[Recorded data]
** Start **
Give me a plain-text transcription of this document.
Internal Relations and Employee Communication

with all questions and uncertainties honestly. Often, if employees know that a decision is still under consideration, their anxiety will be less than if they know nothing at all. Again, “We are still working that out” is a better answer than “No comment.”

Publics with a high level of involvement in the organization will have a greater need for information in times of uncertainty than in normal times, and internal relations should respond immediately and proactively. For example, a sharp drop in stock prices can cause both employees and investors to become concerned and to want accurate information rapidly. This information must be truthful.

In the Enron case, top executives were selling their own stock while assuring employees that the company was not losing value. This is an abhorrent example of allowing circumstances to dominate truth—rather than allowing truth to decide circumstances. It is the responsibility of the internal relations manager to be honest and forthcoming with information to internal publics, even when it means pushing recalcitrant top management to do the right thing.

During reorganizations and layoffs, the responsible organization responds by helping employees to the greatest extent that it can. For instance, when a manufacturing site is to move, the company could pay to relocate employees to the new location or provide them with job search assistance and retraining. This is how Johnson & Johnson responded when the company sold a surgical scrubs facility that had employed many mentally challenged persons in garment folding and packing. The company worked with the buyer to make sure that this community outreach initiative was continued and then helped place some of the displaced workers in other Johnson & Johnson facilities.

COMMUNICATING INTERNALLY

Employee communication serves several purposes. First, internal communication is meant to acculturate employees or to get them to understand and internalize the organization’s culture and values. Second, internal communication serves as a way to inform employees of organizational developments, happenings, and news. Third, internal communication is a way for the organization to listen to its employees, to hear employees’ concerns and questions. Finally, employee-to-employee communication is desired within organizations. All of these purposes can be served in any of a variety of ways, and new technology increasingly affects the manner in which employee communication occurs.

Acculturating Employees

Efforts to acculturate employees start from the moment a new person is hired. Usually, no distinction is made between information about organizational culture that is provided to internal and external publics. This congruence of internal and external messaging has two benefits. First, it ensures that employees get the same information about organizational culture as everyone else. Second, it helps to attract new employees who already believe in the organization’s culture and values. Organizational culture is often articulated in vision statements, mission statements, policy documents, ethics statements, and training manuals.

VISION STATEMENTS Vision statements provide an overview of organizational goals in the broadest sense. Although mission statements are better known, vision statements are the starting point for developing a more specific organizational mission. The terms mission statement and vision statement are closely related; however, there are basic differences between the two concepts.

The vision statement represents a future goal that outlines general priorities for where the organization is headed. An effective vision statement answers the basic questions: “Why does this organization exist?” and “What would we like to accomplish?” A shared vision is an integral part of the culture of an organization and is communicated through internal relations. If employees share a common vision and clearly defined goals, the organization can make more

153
** End **
[What you need to do]
Each line that holds the word "questions" should be extracted from the records.

[Final result]
with all questions and uncertainties honestly. Often, if employees know that a decision is still under consideration, their anxiety will be less than if they know nothing at all. Again, “We are still working that out” is a better answer than “No comment.”
Employee communication serves several purposes. First, internal communication is meant to acculturate employees or to get them to understand and internalize the organization’s culture and values. Second, internal communication serves as a way to inform employees of organizational developments, happenings, and news. Third, internal communication is a way for the organization to listen to its employees, to hear employees’ concerns and questions. Finally, employee-to-employee communication is desired within organizations. All of these purposes can be served in any of a variety of ways, and new technology increasingly affects the manner in which employee communication occurs.
The vision statement represents a future goal that outlines general priorities for where the organization is headed. An effective vision statement answers the basic questions: “Why does this organization exist?” and “What would we like to accomplish?” A shared vision is an integral part of the culture of an organization and is communicated through internal relations. If employees share a common vision and clearly defined goals, the organization can make more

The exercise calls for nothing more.